**What the task asks**.
Each record below should be output verbatim, without pictures.
-------
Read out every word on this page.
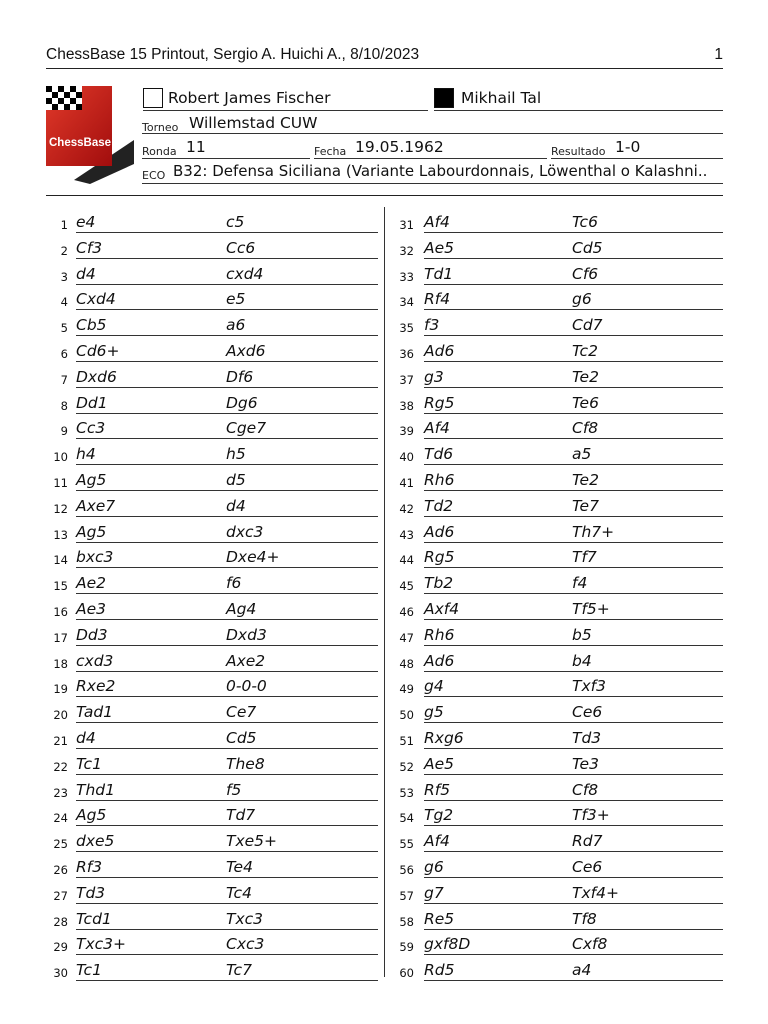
ChessBase 15 Printout, Sergio A. Huichi A., 8/10/2023	1
ChessBase
Robert James Fischer	Mikhail Tal
Torneo Willemstad CUW
Ronda 11	Fecha 19.05.1962	Resultado 1-0
ECO B32: Defensa Siciliana (Variante Labourdonnais, Löwenthal o Kalashni..
1 e4	c5
2 Cf3	Cc6
3 d4	cxd4
4 Cxd4	e5
5 Cb5	a6
6 Cd6+	Axd6
7 Dxd6	Df6
8 Dd1	Dg6
9 Cc3	Cge7
10 h4	h5
11 Ag5	d5
12 Axe7	d4
13 Ag5	dxc3
14 bxc3	Dxe4+
15 Ae2	f6
16 Ae3	Ag4
17 Dd3	Dxd3
18 cxd3	Axe2
19 Rxe2	0-0-0
20 Tad1	Ce7
21 d4	Cd5
22 Tc1	The8
23 Thd1	f5
24 Ag5	Td7
25 dxe5	Txe5+
26 Rf3	Te4
27 Td3	Tc4
28 Tcd1	Txc3
29 Txc3+	Cxc3
30 Tc1	Tc7
31 Af4	Tc6
32 Ae5	Cd5
33 Td1	Cf6
34 Rf4	g6
35 f3	Cd7
36 Ad6	Tc2
37 g3	Te2
38 Rg5	Te6
39 Af4	Cf8
40 Td6	a5
41 Rh6	Te2
42 Td2	Te7
43 Ad6	Th7+
44 Rg5	Tf7
45 Tb2	f4
46 Axf4	Tf5+
47 Rh6	b5
48 Ad6	b4
49 g4	Txf3
50 g5	Ce6
51 Rxg6	Td3
52 Ae5	Te3
53 Rf5	Cf8
54 Tg2	Tf3+
55 Af4	Rd7
56 g6	Ce6
57 g7	Txf4+
58 Re5	Tf8
59 gxf8D	Cxf8
60 Rd5	a4
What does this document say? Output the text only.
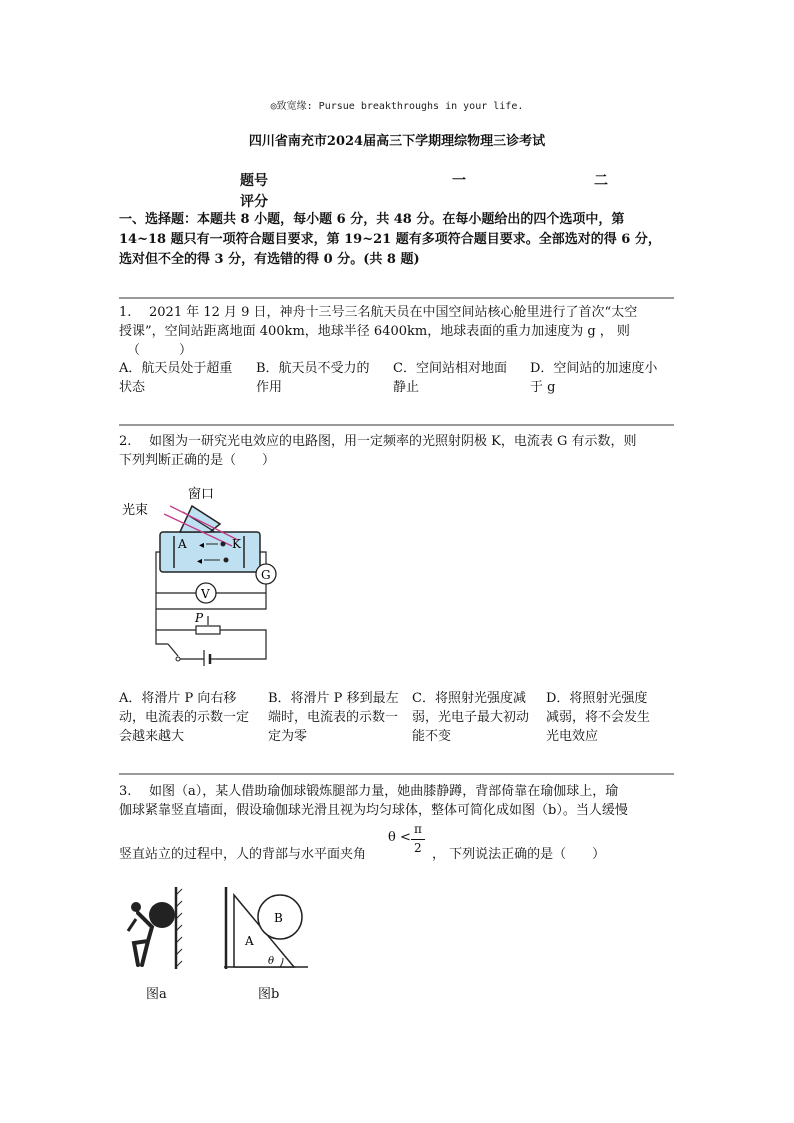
◎致宽缘: Pursue breakthroughs in your life.
四川省南充市2024届高三下学期理综物理三诊考试
题号	一	二
评分
一、选择题：本题共 8 小题，每小题 6 分，共 48 分。在每小题给出的四个选项中，第
14~18 题只有一项符合题目要求，第 19~21 题有多项符合题目要求。全部选对的得 6 分，
选对但不全的得 3 分，有选错的得 0 分。(共 8 题)
1. 2021 年 12 月 9 日，神舟十三号三名航天员在中国空间站核心舱里进行了首次“太空
授课”，空间站距离地面 400km，地球半径 6400km，地球表面的重力加速度为 g ， 则
（　　　）
A．航天员处于超重
状态
B．航天员不受力的
作用
C．空间站相对地面
静止
D．空间站的加速度小
于 g
2. 如图为一研究光电效应的电路图，用一定频率的光照射阴极 K，电流表 G 有示数，则
下列判断正确的是（　　）
A	K
◂
◂
窗口
光束
G
V
P
A．将滑片 P 向右移
动，电流表的示数一定
会越来越大
B．将滑片 P 移到最左
端时，电流表的示数一
定为零
C．将照射光强度减
弱，光电子最大初动
能不变
D．将照射光强度
减弱，将不会发生
光电效应
3. 如图（a），某人借助瑜伽球锻炼腿部力量，她曲膝静蹲，背部倚靠在瑜伽球上，瑜
伽球紧靠竖直墙面，假设瑜伽球光滑且视为均匀球体，整体可简化成如图（b）。当人缓慢
θ <
π
2
竖直站立的过程中，人的背部与水平面夹角	， 下列说法正确的是（　　）
图a
B
A
θ
图b
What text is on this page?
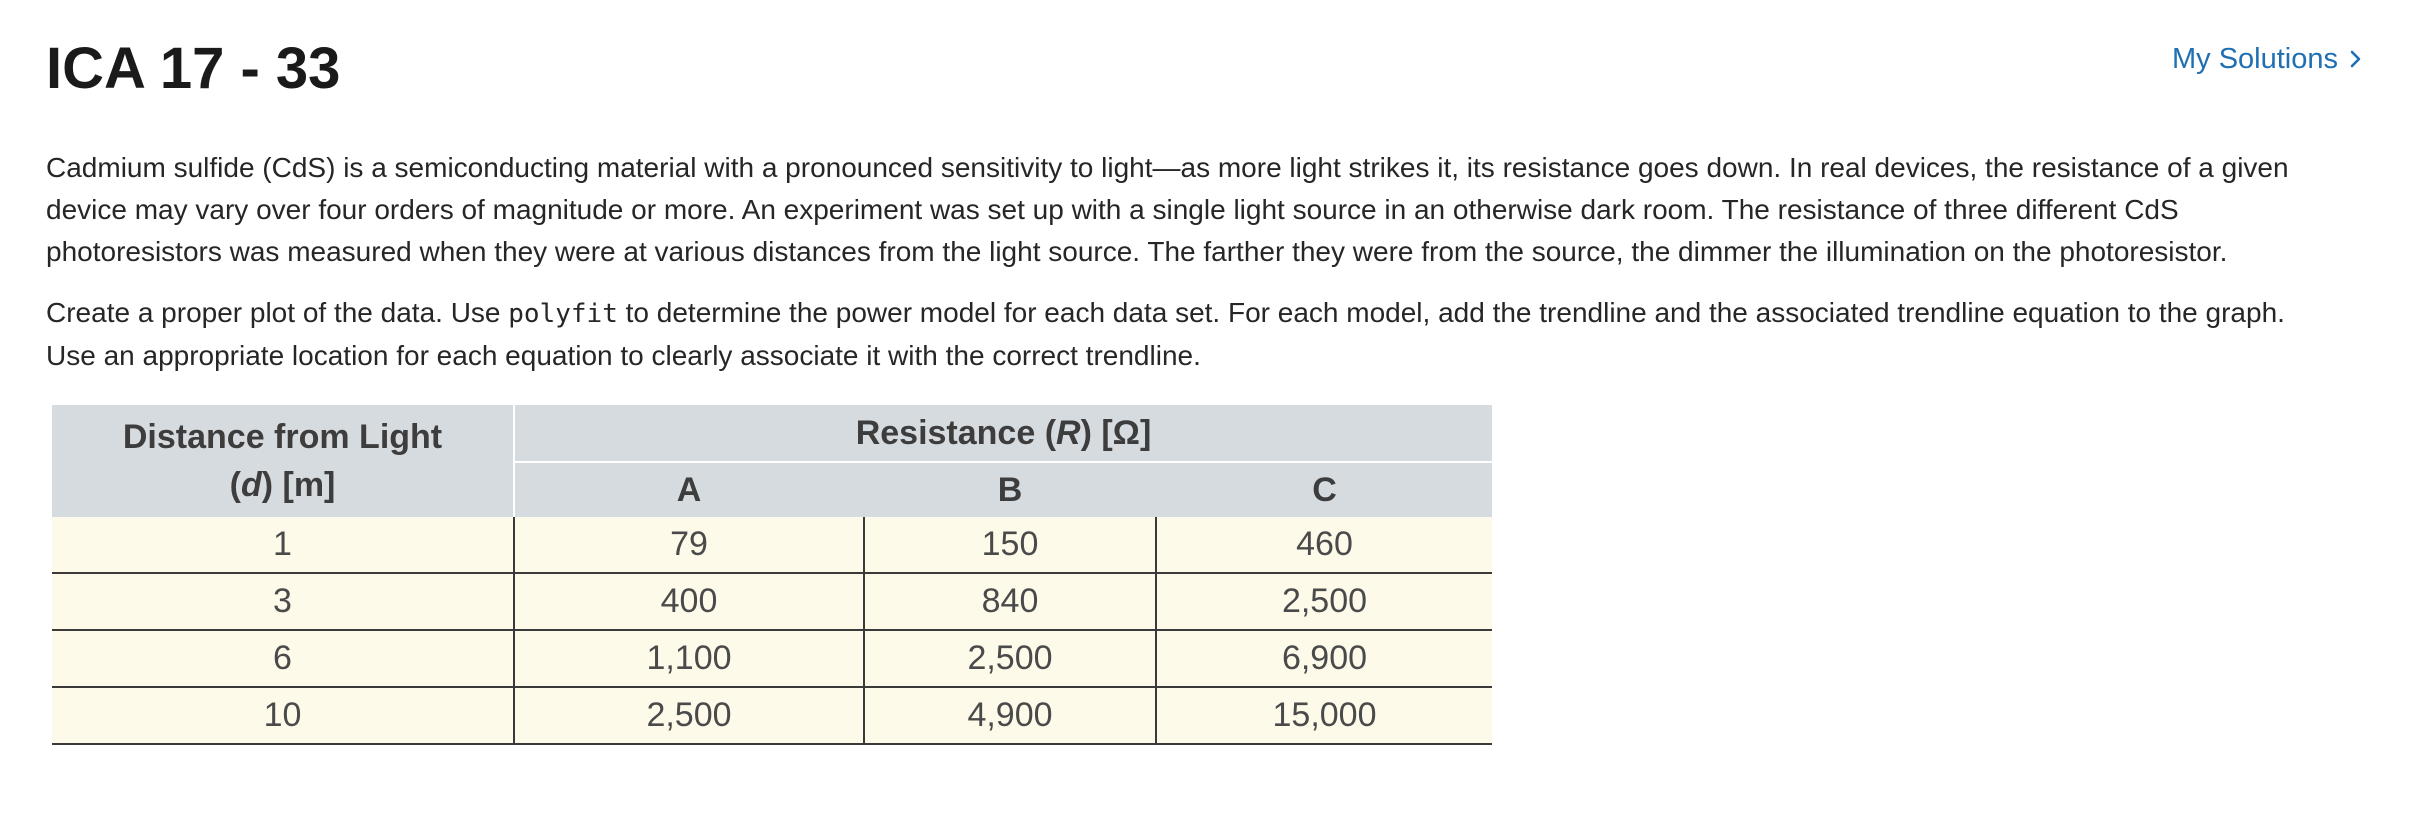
ICA 17 - 33	My Solutions

Cadmium sulfide (CdS) is a semiconducting material with a pronounced sensitivity to light—as more light strikes it, its resistance goes down. In real devices, the resistance of a given device may vary over four orders of magnitude or more. An experiment was set up with a single light source in an otherwise dark room. The resistance of three different CdS photoresistors was measured when they were at various distances from the light source. The farther they were from the source, the dimmer the illumination on the photoresistor.

Create a proper plot of the data. Use polyfit to determine the power model for each data set. For each model, add the trendline and the associated trendline equation to the graph. Use an appropriate location for each equation to clearly associate it with the correct trendline.

Distance from Light
(d) [m]	Resistance (R) [Ω]		
	A	B	C
1	79	150	460
3	400	840	2,500
6	1,100	2,500	6,900
10	2,500	4,900	15,000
-------
**The response**.
Read out every word on this page.
ChessBase 15 Printout, Sergio A. Huichi A., 8/10/2023	1
ChessBase
Robert James Fischer	Mikhail Tal
Torneo Willemstad CUW
Ronda 11	Fecha 19.05.1962	Resultado 1-0
ECO B32: Defensa Siciliana (Variante Labourdonnais, Löwenthal o Kalashni..
1 e4	c5
2 Cf3	Cc6
3 d4	cxd4
4 Cxd4	e5
5 Cb5	a6
6 Cd6+	Axd6
7 Dxd6	Df6
8 Dd1	Dg6
9 Cc3	Cge7
10 h4	h5
11 Ag5	d5
12 Axe7	d4
13 Ag5	dxc3
14 bxc3	Dxe4+
15 Ae2	f6
16 Ae3	Ag4
17 Dd3	Dxd3
18 cxd3	Axe2
19 Rxe2	0-0-0
20 Tad1	Ce7
21 d4	Cd5
22 Tc1	The8
23 Thd1	f5
24 Ag5	Td7
25 dxe5	Txe5+
26 Rf3	Te4
27 Td3	Tc4
28 Tcd1	Txc3
29 Txc3+	Cxc3
30 Tc1	Tc7
31 Af4	Tc6
32 Ae5	Cd5
33 Td1	Cf6
34 Rf4	g6
35 f3	Cd7
36 Ad6	Tc2
37 g3	Te2
38 Rg5	Te6
39 Af4	Cf8
40 Td6	a5
41 Rh6	Te2
42 Td2	Te7
43 Ad6	Th7+
44 Rg5	Tf7
45 Tb2	f4
46 Axf4	Tf5+
47 Rh6	b5
48 Ad6	b4
49 g4	Txf3
50 g5	Ce6
51 Rxg6	Td3
52 Ae5	Te3
53 Rf5	Cf8
54 Tg2	Tf3+
55 Af4	Rd7
56 g6	Ce6
57 g7	Txf4+
58 Re5	Tf8
59 gxf8D	Cxf8
60 Rd5	a4
What does this document say? Output the text only.
◎致宽缘: Pursue breakthroughs in your life.
四川省南充市2024届高三下学期理综物理三诊考试
题号	一	二
评分
一、选择题：本题共 8 小题，每小题 6 分，共 48 分。在每小题给出的四个选项中，第
14~18 题只有一项符合题目要求，第 19~21 题有多项符合题目要求。全部选对的得 6 分，
选对但不全的得 3 分，有选错的得 0 分。(共 8 题)
1. 2021 年 12 月 9 日，神舟十三号三名航天员在中国空间站核心舱里进行了首次“太空
授课”，空间站距离地面 400km，地球半径 6400km，地球表面的重力加速度为 g ， 则
（　　　）
A．航天员处于超重
状态
B．航天员不受力的
作用
C．空间站相对地面
静止
D．空间站的加速度小
于 g
2. 如图为一研究光电效应的电路图，用一定频率的光照射阴极 K，电流表 G 有示数，则
下列判断正确的是（　　）
A	K
◂
◂
窗口
光束
G
V
P
A．将滑片 P 向右移
动，电流表的示数一定
会越来越大
B．将滑片 P 移到最左
端时，电流表的示数一
定为零
C．将照射光强度减
弱，光电子最大初动
能不变
D．将照射光强度
减弱，将不会发生
光电效应
3. 如图（a），某人借助瑜伽球锻炼腿部力量，她曲膝静蹲，背部倚靠在瑜伽球上，瑜
伽球紧靠竖直墙面，假设瑜伽球光滑且视为均匀球体，整体可简化成如图（b）。当人缓慢
θ <
π
2
竖直站立的过程中，人的背部与水平面夹角	， 下列说法正确的是（　　）
图a
B
A
θ
图b
What text is on this page?
ICA 17 - 33	My Solutions

Cadmium sulfide (CdS) is a semiconducting material with a pronounced sensitivity to light—as more light strikes it, its resistance goes down. In real devices, the resistance of a given device may vary over four orders of magnitude or more. An experiment was set up with a single light source in an otherwise dark room. The resistance of three different CdS photoresistors was measured when they were at various distances from the light source. The farther they were from the source, the dimmer the illumination on the photoresistor.

Create a proper plot of the data. Use polyfit to determine the power model for each data set. For each model, add the trendline and the associated trendline equation to the graph. Use an appropriate location for each equation to clearly associate it with the correct trendline.

Distance from Light
(d) [m]	Resistance (R) [Ω]		
	A	B	C
1	79	150	460
3	400	840	2,500
6	1,100	2,500	6,900
10	2,500	4,900	15,000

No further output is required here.